-- Stated exercise --
Copy every line of the records below where the word "icon" occurs.

####################

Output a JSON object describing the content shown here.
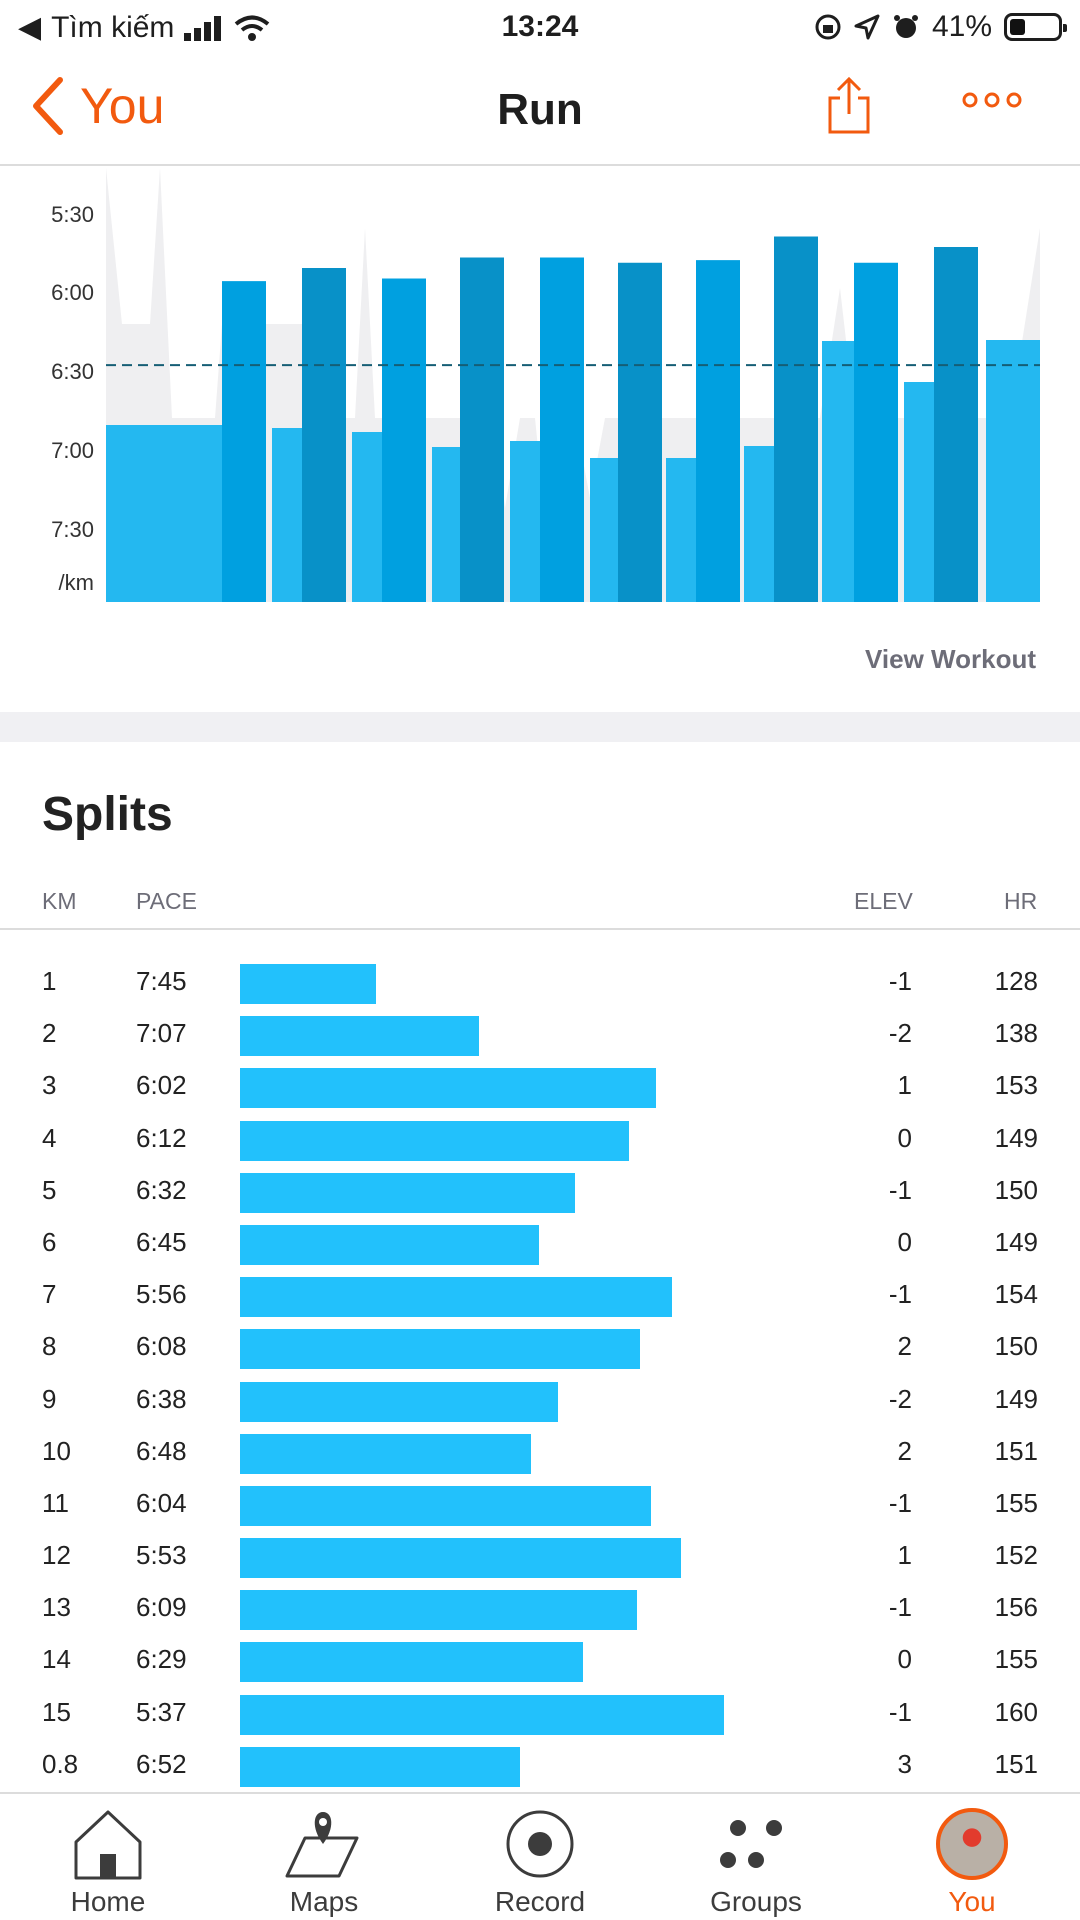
{
  "status_bar": {
    "carrier": "Tìm kiếm",
    "time": "13:24",
    "battery": "41%",
    "battery_level": 0.41
  },
  "nav": {
    "back_label": "You",
    "title": "Run"
  },
  "chart": {
    "y_ticks": [
      "5:30",
      "6:00",
      "6:30",
      "7:00",
      "7:30",
      "/km"
    ],
    "view_workout": "View Workout"
  },
  "chart_data": {
    "type": "bar",
    "ylabel": "/km",
    "y_ticks": [
      "5:30",
      "6:00",
      "6:30",
      "7:00",
      "7:30"
    ],
    "reference_pace": "6:31",
    "series": [
      {
        "values": [
          "5:59",
          "5:54",
          "5:58",
          "5:50",
          "5:50",
          "5:52",
          "5:51",
          "5:42",
          "5:52",
          "5:46"
        ]
      }
    ]
  },
  "splits": {
    "title": "Splits",
    "headers": {
      "km": "KM",
      "pace": "PACE",
      "elev": "ELEV",
      "hr": "HR"
    },
    "rows": [
      {
        "km": "1",
        "pace": "7:45",
        "elev": "-1",
        "hr": "128"
      },
      {
        "km": "2",
        "pace": "7:07",
        "elev": "-2",
        "hr": "138"
      },
      {
        "km": "3",
        "pace": "6:02",
        "elev": "1",
        "hr": "153"
      },
      {
        "km": "4",
        "pace": "6:12",
        "elev": "0",
        "hr": "149"
      },
      {
        "km": "5",
        "pace": "6:32",
        "elev": "-1",
        "hr": "150"
      },
      {
        "km": "6",
        "pace": "6:45",
        "elev": "0",
        "hr": "149"
      },
      {
        "km": "7",
        "pace": "5:56",
        "elev": "-1",
        "hr": "154"
      },
      {
        "km": "8",
        "pace": "6:08",
        "elev": "2",
        "hr": "150"
      },
      {
        "km": "9",
        "pace": "6:38",
        "elev": "-2",
        "hr": "149"
      },
      {
        "km": "10",
        "pace": "6:48",
        "elev": "2",
        "hr": "151"
      },
      {
        "km": "11",
        "pace": "6:04",
        "elev": "-1",
        "hr": "155"
      },
      {
        "km": "12",
        "pace": "5:53",
        "elev": "1",
        "hr": "152"
      },
      {
        "km": "13",
        "pace": "6:09",
        "elev": "-1",
        "hr": "156"
      },
      {
        "km": "14",
        "pace": "6:29",
        "elev": "0",
        "hr": "155"
      },
      {
        "km": "15",
        "pace": "5:37",
        "elev": "-1",
        "hr": "160"
      },
      {
        "km": "0.8",
        "pace": "6:52",
        "elev": "3",
        "hr": "151"
      }
    ]
  },
  "tabs": [
    {
      "label": "Home",
      "icon": "home-icon"
    },
    {
      "label": "Maps",
      "icon": "map-pin-icon"
    },
    {
      "label": "Record",
      "icon": "record-icon"
    },
    {
      "label": "Groups",
      "icon": "groups-icon"
    },
    {
      "label": "You",
      "icon": "avatar",
      "active": true
    }
  ],
  "colors": {
    "accent": "#f25a0f",
    "bar_dark": "#0891c8",
    "bar_mid": "#00a0e0",
    "bar_light": "#24b8f0",
    "split_bar": "#22c1fc"
  }
}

####################

-- Result of this exercise --
      "icon": "home-icon"
      "icon": "map-pin-icon"
      "icon": "record-icon"
      "icon": "groups-icon"
      "icon": "avatar",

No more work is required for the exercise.